## WHAT YOU HAVE TO DO
Take every line that has the string "text" and copy it out.

* * *

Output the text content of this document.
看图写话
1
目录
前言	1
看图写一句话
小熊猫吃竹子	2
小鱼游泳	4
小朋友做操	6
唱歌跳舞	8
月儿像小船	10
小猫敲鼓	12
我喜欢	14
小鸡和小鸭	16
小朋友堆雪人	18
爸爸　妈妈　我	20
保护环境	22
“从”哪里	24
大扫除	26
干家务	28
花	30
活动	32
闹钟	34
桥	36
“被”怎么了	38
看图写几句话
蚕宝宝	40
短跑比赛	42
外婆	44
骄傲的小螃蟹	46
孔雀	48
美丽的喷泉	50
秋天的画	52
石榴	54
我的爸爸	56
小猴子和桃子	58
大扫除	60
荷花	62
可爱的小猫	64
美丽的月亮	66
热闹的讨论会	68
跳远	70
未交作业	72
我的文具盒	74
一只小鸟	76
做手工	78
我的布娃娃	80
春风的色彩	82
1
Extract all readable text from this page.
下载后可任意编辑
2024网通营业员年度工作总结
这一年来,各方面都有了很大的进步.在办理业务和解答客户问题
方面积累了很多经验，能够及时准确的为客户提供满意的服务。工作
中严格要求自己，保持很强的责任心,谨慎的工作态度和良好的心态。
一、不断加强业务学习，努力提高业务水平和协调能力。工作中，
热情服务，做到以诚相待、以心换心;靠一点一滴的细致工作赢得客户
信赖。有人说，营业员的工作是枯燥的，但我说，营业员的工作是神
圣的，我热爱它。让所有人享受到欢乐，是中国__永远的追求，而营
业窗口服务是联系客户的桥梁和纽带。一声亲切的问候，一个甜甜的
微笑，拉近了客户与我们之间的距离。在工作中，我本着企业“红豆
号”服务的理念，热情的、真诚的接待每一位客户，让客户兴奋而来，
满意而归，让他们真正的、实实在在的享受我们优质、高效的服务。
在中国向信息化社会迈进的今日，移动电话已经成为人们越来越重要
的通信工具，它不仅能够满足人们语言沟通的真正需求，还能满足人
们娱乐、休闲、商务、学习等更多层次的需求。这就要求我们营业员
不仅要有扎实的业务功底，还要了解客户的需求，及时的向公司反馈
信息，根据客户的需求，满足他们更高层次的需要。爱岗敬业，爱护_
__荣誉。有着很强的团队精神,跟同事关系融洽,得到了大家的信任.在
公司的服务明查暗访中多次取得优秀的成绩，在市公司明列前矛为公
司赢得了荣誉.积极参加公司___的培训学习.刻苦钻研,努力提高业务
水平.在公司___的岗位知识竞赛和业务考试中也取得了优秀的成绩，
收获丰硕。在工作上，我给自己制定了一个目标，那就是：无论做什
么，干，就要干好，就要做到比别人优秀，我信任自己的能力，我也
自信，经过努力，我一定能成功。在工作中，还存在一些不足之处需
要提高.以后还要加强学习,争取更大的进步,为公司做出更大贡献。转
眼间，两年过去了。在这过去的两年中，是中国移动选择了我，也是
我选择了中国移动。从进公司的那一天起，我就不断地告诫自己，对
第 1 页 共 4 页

* * *

## THE RESULT
Output the text content of this document.
Extract all readable text from this page.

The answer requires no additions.